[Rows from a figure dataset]
--------

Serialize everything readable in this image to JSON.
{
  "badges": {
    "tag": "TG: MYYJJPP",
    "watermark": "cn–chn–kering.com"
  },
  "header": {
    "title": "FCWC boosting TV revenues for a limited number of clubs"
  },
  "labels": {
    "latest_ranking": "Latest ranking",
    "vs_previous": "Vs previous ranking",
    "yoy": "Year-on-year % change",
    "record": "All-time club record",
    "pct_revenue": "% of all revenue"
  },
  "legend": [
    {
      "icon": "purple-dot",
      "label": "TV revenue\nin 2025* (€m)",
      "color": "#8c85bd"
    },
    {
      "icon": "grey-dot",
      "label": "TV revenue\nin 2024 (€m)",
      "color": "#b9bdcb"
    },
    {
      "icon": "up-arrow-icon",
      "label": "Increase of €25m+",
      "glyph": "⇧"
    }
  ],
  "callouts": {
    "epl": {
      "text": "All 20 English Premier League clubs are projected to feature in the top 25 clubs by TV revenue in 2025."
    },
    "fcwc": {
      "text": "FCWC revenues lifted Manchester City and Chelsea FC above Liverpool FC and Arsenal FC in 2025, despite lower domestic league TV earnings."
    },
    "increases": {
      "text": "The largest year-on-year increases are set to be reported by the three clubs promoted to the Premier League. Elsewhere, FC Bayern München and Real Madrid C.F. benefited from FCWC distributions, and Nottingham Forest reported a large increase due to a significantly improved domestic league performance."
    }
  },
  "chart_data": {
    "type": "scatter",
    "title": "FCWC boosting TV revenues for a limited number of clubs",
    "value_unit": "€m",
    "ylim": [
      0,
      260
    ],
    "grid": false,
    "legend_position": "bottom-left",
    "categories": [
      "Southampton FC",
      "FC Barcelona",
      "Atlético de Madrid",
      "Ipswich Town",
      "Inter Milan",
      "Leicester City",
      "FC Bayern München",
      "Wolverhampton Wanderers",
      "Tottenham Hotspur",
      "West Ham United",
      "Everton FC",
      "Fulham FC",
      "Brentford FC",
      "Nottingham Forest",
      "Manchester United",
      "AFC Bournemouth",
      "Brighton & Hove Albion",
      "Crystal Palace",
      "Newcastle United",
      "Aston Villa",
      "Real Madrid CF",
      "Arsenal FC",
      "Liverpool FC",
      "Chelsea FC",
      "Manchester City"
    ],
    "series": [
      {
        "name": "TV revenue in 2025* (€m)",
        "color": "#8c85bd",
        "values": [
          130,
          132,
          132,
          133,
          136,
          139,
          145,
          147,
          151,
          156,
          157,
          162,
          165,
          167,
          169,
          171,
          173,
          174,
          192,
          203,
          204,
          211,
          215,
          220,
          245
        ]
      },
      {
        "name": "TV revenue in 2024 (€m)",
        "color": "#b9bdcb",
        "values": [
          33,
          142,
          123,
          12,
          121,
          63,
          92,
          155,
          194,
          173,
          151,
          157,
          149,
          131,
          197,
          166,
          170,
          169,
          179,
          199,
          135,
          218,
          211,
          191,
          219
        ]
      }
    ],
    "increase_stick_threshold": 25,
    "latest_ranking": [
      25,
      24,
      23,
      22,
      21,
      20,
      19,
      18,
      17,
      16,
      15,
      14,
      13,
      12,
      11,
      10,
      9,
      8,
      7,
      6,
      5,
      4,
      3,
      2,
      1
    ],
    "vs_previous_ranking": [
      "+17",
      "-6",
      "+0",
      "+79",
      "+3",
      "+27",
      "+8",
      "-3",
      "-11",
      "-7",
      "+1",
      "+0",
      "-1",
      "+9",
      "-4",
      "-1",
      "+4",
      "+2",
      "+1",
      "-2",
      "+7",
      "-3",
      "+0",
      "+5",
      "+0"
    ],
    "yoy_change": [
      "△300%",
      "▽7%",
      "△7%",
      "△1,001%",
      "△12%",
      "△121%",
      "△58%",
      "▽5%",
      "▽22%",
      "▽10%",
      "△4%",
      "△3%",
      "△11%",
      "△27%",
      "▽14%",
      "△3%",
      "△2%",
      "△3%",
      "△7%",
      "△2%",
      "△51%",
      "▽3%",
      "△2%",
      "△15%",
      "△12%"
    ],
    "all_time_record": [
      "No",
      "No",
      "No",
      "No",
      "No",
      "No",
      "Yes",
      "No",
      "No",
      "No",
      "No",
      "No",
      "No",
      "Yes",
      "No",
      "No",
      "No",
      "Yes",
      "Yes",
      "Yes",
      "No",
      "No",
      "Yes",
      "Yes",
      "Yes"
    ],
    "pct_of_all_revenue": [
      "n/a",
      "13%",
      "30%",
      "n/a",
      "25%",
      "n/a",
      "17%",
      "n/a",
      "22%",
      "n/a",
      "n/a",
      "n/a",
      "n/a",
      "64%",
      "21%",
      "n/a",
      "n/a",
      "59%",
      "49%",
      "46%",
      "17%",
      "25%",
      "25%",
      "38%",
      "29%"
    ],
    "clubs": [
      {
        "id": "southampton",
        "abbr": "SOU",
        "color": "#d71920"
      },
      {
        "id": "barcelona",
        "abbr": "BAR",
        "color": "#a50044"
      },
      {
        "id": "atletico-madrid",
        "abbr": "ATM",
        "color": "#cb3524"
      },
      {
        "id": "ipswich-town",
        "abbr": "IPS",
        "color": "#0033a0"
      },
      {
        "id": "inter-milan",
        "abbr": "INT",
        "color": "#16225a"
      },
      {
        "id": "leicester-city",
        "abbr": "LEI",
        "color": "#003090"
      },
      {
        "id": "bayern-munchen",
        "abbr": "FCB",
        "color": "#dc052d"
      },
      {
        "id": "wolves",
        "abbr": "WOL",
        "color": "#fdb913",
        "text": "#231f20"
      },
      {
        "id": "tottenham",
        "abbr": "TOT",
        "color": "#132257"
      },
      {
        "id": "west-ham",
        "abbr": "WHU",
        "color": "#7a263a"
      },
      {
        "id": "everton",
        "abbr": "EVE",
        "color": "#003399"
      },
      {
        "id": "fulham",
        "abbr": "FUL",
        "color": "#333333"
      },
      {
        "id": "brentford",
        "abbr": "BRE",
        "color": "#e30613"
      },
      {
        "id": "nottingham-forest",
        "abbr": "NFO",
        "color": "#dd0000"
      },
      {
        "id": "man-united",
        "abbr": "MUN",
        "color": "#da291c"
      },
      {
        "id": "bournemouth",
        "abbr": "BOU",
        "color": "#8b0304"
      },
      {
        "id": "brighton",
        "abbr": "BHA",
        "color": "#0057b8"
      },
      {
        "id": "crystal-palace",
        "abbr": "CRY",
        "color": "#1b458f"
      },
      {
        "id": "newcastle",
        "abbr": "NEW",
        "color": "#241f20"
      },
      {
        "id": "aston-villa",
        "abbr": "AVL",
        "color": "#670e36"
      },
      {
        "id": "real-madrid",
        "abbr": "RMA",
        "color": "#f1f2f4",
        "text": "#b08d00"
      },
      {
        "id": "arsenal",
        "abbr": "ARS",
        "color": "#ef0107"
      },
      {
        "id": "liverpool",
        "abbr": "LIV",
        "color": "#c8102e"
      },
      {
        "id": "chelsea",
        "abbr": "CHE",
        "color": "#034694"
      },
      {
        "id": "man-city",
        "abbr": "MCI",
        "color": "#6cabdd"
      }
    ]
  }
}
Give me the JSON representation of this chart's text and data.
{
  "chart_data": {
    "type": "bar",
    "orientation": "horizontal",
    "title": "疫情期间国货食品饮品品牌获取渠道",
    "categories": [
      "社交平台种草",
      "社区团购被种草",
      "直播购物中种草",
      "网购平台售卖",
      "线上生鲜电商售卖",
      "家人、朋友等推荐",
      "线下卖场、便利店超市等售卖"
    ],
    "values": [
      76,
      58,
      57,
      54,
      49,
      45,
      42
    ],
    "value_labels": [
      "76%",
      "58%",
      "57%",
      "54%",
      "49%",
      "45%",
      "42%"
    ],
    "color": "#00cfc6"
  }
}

--------

Every entry should be printed again exactly as it stands.

Serialize everything readable in this image to JSON.
{
  "badges": {
    "tag": "TG: MYYJJPP",
    "watermark": "cn–chn–kering.com"
  },
  "header": {
    "title": "FCWC boosting TV revenues for a limited number of clubs"
  },
  "labels": {
    "latest_ranking": "Latest ranking",
    "vs_previous": "Vs previous ranking",
    "yoy": "Year-on-year % change",
    "record": "All-time club record",
    "pct_revenue": "% of all revenue"
  },
  "legend": [
    {
      "icon": "purple-dot",
      "label": "TV revenue\nin 2025* (€m)",
      "color": "#8c85bd"
    },
    {
      "icon": "grey-dot",
      "label": "TV revenue\nin 2024 (€m)",
      "color": "#b9bdcb"
    },
    {
      "icon": "up-arrow-icon",
      "label": "Increase of €25m+",
      "glyph": "⇧"
    }
  ],
  "callouts": {
    "epl": {
      "text": "All 20 English Premier League clubs are projected to feature in the top 25 clubs by TV revenue in 2025."
    },
    "fcwc": {
      "text": "FCWC revenues lifted Manchester City and Chelsea FC above Liverpool FC and Arsenal FC in 2025, despite lower domestic league TV earnings."
    },
    "increases": {
      "text": "The largest year-on-year increases are set to be reported by the three clubs promoted to the Premier League. Elsewhere, FC Bayern München and Real Madrid C.F. benefited from FCWC distributions, and Nottingham Forest reported a large increase due to a significantly improved domestic league performance."
    }
  },
  "chart_data": {
    "type": "scatter",
    "title": "FCWC boosting TV revenues for a limited number of clubs",
    "value_unit": "€m",
    "ylim": [
      0,
      260
    ],
    "grid": false,
    "legend_position": "bottom-left",
    "categories": [
      "Southampton FC",
      "FC Barcelona",
      "Atlético de Madrid",
      "Ipswich Town",
      "Inter Milan",
      "Leicester City",
      "FC Bayern München",
      "Wolverhampton Wanderers",
      "Tottenham Hotspur",
      "West Ham United",
      "Everton FC",
      "Fulham FC",
      "Brentford FC",
      "Nottingham Forest",
      "Manchester United",
      "AFC Bournemouth",
      "Brighton & Hove Albion",
      "Crystal Palace",
      "Newcastle United",
      "Aston Villa",
      "Real Madrid CF",
      "Arsenal FC",
      "Liverpool FC",
      "Chelsea FC",
      "Manchester City"
    ],
    "series": [
      {
        "name": "TV revenue in 2025* (€m)",
        "color": "#8c85bd",
        "values": [
          130,
          132,
          132,
          133,
          136,
          139,
          145,
          147,
          151,
          156,
          157,
          162,
          165,
          167,
          169,
          171,
          173,
          174,
          192,
          203,
          204,
          211,
          215,
          220,
          245
        ]
      },
      {
        "name": "TV revenue in 2024 (€m)",
        "color": "#b9bdcb",
        "values": [
          33,
          142,
          123,
          12,
          121,
          63,
          92,
          155,
          194,
          173,
          151,
          157,
          149,
          131,
          197,
          166,
          170,
          169,
          179,
          199,
          135,
          218,
          211,
          191,
          219
        ]
      }
    ],
    "increase_stick_threshold": 25,
    "latest_ranking": [
      25,
      24,
      23,
      22,
      21,
      20,
      19,
      18,
      17,
      16,
      15,
      14,
      13,
      12,
      11,
      10,
      9,
      8,
      7,
      6,
      5,
      4,
      3,
      2,
      1
    ],
    "vs_previous_ranking": [
      "+17",
      "-6",
      "+0",
      "+79",
      "+3",
      "+27",
      "+8",
      "-3",
      "-11",
      "-7",
      "+1",
      "+0",
      "-1",
      "+9",
      "-4",
      "-1",
      "+4",
      "+2",
      "+1",
      "-2",
      "+7",
      "-3",
      "+0",
      "+5",
      "+0"
    ],
    "yoy_change": [
      "△300%",
      "▽7%",
      "△7%",
      "△1,001%",
      "△12%",
      "△121%",
      "△58%",
      "▽5%",
      "▽22%",
      "▽10%",
      "△4%",
      "△3%",
      "△11%",
      "△27%",
      "▽14%",
      "△3%",
      "△2%",
      "△3%",
      "△7%",
      "△2%",
      "△51%",
      "▽3%",
      "△2%",
      "△15%",
      "△12%"
    ],
    "all_time_record": [
      "No",
      "No",
      "No",
      "No",
      "No",
      "No",
      "Yes",
      "No",
      "No",
      "No",
      "No",
      "No",
      "No",
      "Yes",
      "No",
      "No",
      "No",
      "Yes",
      "Yes",
      "Yes",
      "No",
      "No",
      "Yes",
      "Yes",
      "Yes"
    ],
    "pct_of_all_revenue": [
      "n/a",
      "13%",
      "30%",
      "n/a",
      "25%",
      "n/a",
      "17%",
      "n/a",
      "22%",
      "n/a",
      "n/a",
      "n/a",
      "n/a",
      "64%",
      "21%",
      "n/a",
      "n/a",
      "59%",
      "49%",
      "46%",
      "17%",
      "25%",
      "25%",
      "38%",
      "29%"
    ],
    "clubs": [
      {
        "id": "southampton",
        "abbr": "SOU",
        "color": "#d71920"
      },
      {
        "id": "barcelona",
        "abbr": "BAR",
        "color": "#a50044"
      },
      {
        "id": "atletico-madrid",
        "abbr": "ATM",
        "color": "#cb3524"
      },
      {
        "id": "ipswich-town",
        "abbr": "IPS",
        "color": "#0033a0"
      },
      {
        "id": "inter-milan",
        "abbr": "INT",
        "color": "#16225a"
      },
      {
        "id": "leicester-city",
        "abbr": "LEI",
        "color": "#003090"
      },
      {
        "id": "bayern-munchen",
        "abbr": "FCB",
        "color": "#dc052d"
      },
      {
        "id": "wolves",
        "abbr": "WOL",
        "color": "#fdb913",
        "text": "#231f20"
      },
      {
        "id": "tottenham",
        "abbr": "TOT",
        "color": "#132257"
      },
      {
        "id": "west-ham",
        "abbr": "WHU",
        "color": "#7a263a"
      },
      {
        "id": "everton",
        "abbr": "EVE",
        "color": "#003399"
      },
      {
        "id": "fulham",
        "abbr": "FUL",
        "color": "#333333"
      },
      {
        "id": "brentford",
        "abbr": "BRE",
        "color": "#e30613"
      },
      {
        "id": "nottingham-forest",
        "abbr": "NFO",
        "color": "#dd0000"
      },
      {
        "id": "man-united",
        "abbr": "MUN",
        "color": "#da291c"
      },
      {
        "id": "bournemouth",
        "abbr": "BOU",
        "color": "#8b0304"
      },
      {
        "id": "brighton",
        "abbr": "BHA",
        "color": "#0057b8"
      },
      {
        "id": "crystal-palace",
        "abbr": "CRY",
        "color": "#1b458f"
      },
      {
        "id": "newcastle",
        "abbr": "NEW",
        "color": "#241f20"
      },
      {
        "id": "aston-villa",
        "abbr": "AVL",
        "color": "#670e36"
      },
      {
        "id": "real-madrid",
        "abbr": "RMA",
        "color": "#f1f2f4",
        "text": "#b08d00"
      },
      {
        "id": "arsenal",
        "abbr": "ARS",
        "color": "#ef0107"
      },
      {
        "id": "liverpool",
        "abbr": "LIV",
        "color": "#c8102e"
      },
      {
        "id": "chelsea",
        "abbr": "CHE",
        "color": "#034694"
      },
      {
        "id": "man-city",
        "abbr": "MCI",
        "color": "#6cabdd"
      }
    ]
  }
}
Give me the JSON representation of this chart's text and data.
{
  "chart_data": {
    "type": "bar",
    "orientation": "horizontal",
    "title": "疫情期间国货食品饮品品牌获取渠道",
    "categories": [
      "社交平台种草",
      "社区团购被种草",
      "直播购物中种草",
      "网购平台售卖",
      "线上生鲜电商售卖",
      "家人、朋友等推荐",
      "线下卖场、便利店超市等售卖"
    ],
    "values": [
      76,
      58,
      57,
      54,
      49,
      45,
      42
    ],
    "value_labels": [
      "76%",
      "58%",
      "57%",
      "54%",
      "49%",
      "45%",
      "42%"
    ],
    "color": "#00cfc6"
  }
}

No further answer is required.